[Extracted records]
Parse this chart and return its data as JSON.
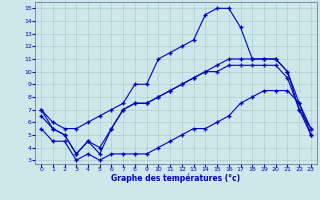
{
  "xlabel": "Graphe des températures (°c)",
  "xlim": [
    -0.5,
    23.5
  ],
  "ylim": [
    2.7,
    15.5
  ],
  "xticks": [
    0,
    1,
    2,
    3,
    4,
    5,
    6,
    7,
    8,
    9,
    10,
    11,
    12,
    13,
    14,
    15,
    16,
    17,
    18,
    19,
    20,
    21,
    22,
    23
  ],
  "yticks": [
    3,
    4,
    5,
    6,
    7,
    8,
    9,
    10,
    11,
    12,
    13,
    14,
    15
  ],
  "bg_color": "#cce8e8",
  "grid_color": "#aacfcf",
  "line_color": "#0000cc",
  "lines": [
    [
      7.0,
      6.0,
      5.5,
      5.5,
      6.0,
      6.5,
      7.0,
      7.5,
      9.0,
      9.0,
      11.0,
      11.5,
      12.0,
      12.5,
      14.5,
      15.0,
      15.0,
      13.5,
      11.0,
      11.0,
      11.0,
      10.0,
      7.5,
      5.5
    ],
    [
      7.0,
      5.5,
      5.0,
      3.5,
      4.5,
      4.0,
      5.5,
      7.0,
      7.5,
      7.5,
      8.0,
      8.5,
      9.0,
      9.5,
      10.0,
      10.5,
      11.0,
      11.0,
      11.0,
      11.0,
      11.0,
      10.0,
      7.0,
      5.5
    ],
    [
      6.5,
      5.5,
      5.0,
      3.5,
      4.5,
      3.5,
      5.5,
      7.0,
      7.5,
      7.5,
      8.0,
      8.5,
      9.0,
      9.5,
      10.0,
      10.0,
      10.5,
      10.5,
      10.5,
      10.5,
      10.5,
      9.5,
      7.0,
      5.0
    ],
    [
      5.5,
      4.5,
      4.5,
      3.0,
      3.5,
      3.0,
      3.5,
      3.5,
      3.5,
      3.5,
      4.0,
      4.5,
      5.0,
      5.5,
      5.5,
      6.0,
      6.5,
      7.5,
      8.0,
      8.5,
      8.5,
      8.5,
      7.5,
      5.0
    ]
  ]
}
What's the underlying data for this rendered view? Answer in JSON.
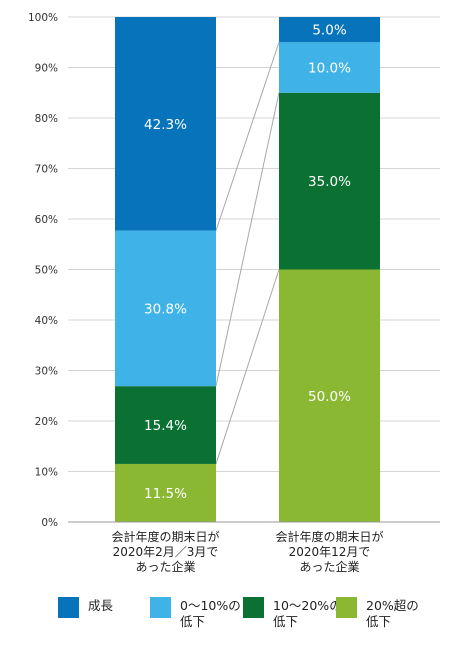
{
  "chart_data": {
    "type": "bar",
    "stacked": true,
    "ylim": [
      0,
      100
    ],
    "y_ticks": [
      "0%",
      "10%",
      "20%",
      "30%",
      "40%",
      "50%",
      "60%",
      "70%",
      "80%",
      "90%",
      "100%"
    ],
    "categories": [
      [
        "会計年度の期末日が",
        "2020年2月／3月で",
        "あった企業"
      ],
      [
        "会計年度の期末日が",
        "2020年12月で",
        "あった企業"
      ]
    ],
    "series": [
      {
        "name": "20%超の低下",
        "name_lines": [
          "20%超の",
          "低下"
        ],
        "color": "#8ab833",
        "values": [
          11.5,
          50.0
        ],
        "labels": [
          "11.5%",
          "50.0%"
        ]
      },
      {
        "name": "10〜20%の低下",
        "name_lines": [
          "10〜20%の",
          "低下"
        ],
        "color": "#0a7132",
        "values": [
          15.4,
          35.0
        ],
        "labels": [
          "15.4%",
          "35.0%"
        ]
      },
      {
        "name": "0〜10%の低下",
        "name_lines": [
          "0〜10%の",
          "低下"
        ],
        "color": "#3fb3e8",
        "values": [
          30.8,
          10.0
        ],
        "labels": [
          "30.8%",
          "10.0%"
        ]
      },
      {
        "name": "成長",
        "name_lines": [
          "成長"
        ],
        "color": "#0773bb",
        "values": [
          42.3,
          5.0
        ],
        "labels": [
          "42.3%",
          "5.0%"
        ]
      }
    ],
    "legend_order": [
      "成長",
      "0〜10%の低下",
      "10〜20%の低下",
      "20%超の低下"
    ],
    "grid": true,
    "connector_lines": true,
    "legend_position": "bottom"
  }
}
---
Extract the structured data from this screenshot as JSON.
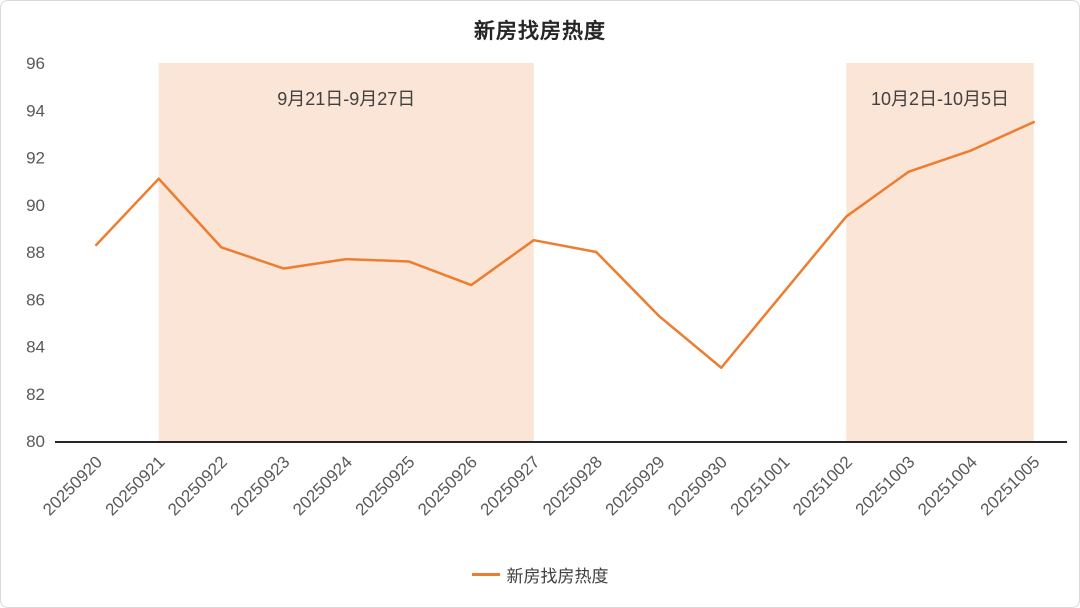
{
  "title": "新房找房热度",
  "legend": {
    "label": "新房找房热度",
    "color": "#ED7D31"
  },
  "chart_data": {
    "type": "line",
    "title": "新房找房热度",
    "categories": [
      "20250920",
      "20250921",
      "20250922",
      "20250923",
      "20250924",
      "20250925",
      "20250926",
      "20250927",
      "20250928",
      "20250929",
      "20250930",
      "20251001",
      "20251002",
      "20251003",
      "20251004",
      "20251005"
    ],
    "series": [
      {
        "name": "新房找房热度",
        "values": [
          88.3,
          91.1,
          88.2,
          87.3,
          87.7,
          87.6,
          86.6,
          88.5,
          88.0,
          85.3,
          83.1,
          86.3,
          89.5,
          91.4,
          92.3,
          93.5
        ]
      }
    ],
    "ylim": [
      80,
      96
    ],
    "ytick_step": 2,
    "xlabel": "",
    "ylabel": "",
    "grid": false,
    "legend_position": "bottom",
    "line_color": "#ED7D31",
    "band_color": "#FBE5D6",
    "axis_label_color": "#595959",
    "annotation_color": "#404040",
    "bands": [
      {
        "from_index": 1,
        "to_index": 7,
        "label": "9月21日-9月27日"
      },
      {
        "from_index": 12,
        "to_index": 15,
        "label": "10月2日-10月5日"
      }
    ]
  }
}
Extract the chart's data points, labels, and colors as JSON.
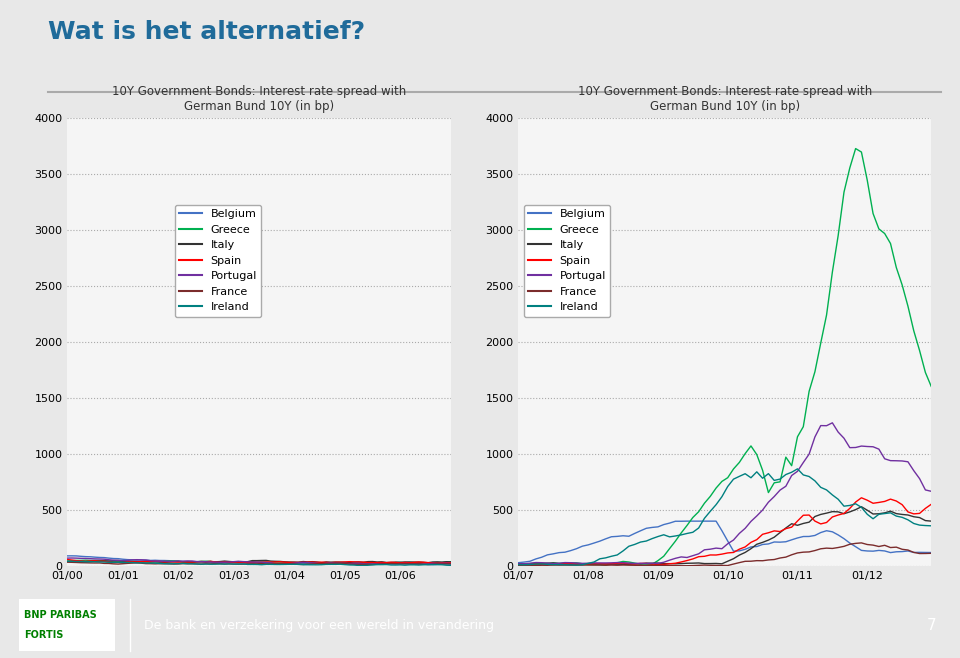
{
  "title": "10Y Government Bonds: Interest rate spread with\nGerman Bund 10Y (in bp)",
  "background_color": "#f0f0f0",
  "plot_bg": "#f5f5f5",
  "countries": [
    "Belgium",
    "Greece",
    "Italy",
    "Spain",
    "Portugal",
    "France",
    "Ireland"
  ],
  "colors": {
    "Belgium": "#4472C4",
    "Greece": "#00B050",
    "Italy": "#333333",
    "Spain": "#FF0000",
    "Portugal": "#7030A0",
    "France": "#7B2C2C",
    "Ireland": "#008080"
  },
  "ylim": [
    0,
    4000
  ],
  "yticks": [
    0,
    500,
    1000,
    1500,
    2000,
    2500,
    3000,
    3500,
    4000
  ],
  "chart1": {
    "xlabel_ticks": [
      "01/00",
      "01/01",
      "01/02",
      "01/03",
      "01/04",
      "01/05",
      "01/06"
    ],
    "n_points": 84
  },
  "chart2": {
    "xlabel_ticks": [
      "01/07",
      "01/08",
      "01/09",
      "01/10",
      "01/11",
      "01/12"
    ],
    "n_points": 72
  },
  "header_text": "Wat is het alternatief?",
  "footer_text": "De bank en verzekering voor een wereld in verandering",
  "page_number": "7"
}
* * *
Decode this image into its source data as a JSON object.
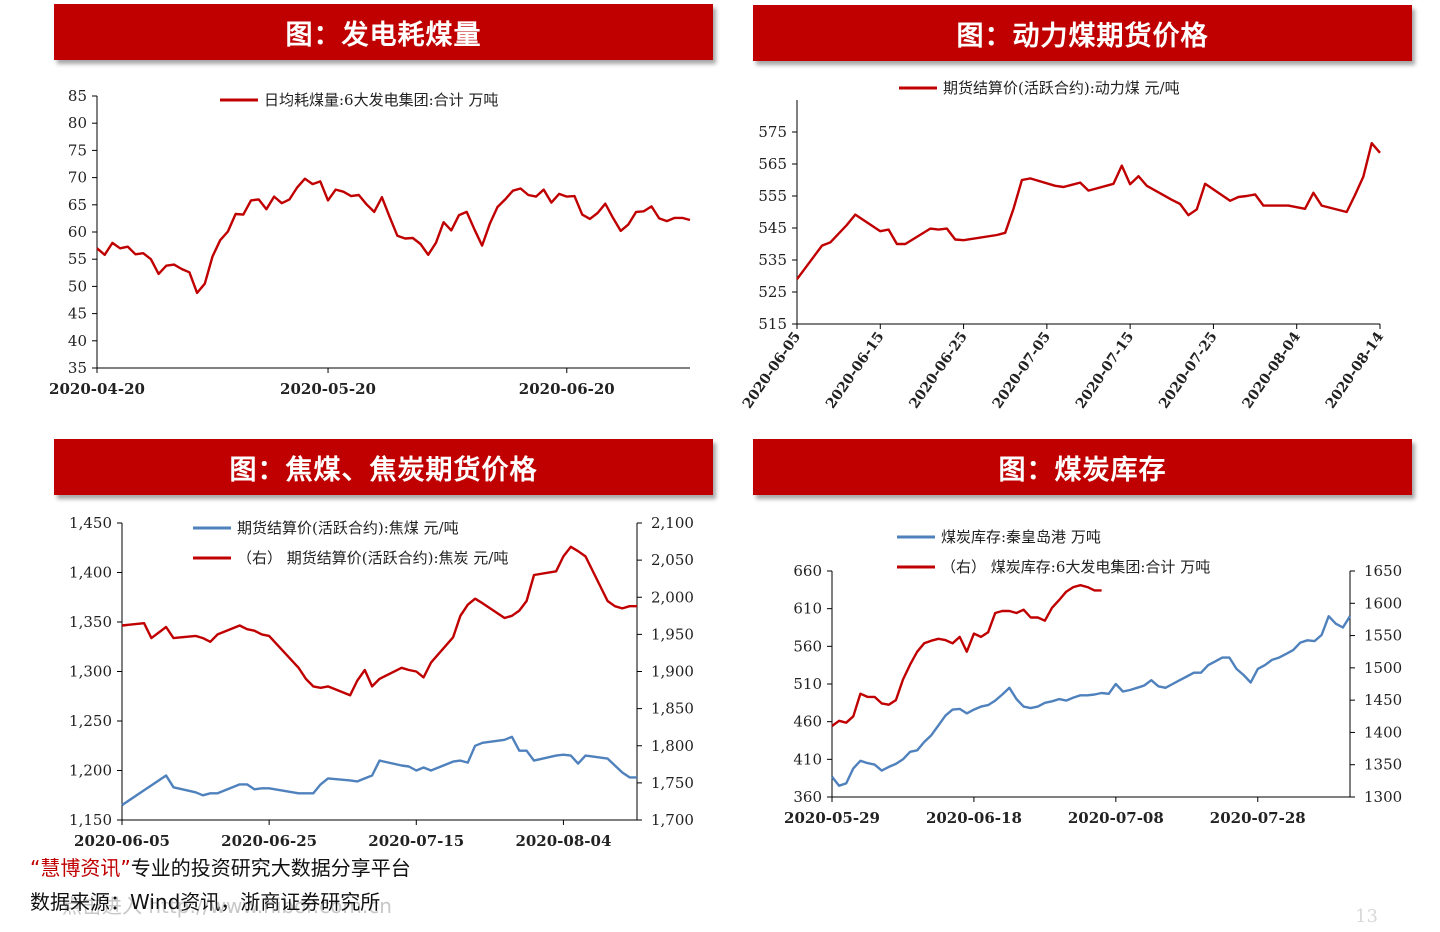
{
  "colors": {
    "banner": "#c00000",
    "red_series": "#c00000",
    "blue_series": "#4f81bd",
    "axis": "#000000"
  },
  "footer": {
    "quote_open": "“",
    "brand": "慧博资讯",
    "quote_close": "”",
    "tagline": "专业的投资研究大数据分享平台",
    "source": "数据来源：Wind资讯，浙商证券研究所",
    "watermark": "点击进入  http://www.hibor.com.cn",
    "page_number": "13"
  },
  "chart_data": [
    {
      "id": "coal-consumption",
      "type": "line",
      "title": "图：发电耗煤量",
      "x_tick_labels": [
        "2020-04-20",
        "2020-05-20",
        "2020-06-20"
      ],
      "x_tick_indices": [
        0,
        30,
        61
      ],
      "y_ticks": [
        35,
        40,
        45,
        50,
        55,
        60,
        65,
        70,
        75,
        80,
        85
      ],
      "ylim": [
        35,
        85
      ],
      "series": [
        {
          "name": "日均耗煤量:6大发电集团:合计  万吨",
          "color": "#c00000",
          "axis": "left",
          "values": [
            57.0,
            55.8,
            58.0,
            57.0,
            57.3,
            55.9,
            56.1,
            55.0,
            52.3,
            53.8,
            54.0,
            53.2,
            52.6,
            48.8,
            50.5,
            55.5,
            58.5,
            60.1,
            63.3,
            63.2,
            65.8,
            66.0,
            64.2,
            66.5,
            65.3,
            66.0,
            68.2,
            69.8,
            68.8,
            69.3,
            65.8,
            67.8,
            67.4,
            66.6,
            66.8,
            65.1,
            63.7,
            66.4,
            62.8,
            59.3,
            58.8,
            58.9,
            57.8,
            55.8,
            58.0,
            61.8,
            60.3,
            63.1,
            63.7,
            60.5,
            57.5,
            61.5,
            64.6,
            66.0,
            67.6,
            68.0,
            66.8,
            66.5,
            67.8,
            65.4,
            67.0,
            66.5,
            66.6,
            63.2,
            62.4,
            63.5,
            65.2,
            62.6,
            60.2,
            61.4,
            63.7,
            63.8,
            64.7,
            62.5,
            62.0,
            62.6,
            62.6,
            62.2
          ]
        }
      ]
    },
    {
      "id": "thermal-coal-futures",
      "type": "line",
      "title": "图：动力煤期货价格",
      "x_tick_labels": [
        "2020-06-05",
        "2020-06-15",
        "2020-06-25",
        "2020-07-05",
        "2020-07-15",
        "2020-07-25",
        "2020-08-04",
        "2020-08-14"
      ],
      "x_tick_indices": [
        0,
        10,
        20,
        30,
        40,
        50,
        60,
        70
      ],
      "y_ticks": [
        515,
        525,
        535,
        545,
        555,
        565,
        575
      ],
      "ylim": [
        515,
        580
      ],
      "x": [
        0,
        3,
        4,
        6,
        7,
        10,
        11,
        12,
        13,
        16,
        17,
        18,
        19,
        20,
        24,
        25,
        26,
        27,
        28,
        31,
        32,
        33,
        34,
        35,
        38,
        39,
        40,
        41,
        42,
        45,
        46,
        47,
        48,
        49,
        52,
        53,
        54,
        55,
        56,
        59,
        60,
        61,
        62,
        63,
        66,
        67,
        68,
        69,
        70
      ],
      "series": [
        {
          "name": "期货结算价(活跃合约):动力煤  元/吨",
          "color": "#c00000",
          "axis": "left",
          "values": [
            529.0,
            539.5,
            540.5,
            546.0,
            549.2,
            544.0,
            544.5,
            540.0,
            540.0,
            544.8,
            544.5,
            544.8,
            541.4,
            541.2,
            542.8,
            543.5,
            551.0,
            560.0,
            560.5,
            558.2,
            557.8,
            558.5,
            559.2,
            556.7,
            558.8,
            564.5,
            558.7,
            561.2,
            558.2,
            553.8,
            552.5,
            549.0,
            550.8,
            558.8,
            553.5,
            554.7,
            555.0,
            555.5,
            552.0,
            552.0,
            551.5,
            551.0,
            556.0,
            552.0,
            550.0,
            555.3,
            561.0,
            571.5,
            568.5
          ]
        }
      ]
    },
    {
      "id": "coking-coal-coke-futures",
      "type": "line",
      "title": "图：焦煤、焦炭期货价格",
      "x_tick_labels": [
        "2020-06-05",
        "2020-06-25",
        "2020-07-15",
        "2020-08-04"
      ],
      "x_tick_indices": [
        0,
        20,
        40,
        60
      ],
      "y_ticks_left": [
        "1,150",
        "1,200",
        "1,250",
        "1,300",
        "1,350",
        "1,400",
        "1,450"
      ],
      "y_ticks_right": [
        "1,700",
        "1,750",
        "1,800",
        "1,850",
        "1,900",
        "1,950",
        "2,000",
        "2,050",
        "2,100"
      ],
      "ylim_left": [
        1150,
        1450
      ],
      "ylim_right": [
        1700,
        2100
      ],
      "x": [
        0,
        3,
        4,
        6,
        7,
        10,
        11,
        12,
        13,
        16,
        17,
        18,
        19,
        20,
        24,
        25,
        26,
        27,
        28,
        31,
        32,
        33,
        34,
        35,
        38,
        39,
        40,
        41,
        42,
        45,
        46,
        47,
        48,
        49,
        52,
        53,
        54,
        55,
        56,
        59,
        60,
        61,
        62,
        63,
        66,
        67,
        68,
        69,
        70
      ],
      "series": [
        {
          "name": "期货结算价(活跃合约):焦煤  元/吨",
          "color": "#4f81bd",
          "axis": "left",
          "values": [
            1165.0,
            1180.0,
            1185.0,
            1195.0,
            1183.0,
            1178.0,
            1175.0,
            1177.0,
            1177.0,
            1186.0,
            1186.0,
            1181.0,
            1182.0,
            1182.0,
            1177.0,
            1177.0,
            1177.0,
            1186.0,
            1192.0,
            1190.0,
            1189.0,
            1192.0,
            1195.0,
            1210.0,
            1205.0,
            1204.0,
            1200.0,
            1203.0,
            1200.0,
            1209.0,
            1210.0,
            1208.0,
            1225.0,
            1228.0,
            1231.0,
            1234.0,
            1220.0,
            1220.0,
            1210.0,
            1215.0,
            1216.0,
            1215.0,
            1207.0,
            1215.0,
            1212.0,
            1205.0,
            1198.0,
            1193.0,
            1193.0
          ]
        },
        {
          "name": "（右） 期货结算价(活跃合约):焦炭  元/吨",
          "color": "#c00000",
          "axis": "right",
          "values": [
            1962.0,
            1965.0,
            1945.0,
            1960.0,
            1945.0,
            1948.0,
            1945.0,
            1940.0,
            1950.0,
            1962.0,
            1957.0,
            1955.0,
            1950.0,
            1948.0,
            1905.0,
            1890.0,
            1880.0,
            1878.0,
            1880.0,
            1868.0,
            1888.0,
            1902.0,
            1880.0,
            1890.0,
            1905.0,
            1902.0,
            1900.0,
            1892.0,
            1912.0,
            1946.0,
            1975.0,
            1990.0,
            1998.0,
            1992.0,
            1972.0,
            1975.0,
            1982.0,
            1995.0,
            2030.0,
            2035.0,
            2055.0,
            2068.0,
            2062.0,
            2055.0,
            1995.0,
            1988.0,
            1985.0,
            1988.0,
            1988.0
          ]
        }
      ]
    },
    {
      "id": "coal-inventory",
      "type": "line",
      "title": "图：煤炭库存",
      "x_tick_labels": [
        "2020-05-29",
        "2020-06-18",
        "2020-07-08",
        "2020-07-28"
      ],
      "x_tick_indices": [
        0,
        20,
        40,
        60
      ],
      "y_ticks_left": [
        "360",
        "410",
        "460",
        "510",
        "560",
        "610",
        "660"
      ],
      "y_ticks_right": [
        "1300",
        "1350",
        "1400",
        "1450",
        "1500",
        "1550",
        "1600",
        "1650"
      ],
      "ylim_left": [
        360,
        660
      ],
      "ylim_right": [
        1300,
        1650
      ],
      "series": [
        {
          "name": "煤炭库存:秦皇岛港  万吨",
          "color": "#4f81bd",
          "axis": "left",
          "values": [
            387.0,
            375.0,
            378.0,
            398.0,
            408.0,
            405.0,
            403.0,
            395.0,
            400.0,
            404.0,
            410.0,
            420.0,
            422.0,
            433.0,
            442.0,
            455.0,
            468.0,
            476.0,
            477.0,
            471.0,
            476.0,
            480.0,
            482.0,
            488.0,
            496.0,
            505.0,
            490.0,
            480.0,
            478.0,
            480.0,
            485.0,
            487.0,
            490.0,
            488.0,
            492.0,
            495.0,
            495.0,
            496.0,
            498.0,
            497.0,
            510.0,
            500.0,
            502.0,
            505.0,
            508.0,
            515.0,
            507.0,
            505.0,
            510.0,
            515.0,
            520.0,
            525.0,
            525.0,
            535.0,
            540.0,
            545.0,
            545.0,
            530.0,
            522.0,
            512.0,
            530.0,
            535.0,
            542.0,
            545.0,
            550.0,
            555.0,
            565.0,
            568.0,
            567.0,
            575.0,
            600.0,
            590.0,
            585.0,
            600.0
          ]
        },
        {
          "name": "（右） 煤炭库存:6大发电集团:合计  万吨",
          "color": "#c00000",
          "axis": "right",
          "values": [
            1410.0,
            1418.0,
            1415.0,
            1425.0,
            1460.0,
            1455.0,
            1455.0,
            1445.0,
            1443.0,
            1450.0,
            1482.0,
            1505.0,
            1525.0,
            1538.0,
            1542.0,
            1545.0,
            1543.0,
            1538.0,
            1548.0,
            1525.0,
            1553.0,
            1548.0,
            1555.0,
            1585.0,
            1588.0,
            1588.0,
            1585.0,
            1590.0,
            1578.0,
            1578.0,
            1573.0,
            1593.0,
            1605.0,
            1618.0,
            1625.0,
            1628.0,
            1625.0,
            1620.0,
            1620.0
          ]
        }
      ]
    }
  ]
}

**Stated goal**:
Only lines with the word "source" should be collected from the material.

**Complete response**:
Decode this image into its source data as a JSON object.
    "source": "数据来源：Wind资讯，浙商证券研究所",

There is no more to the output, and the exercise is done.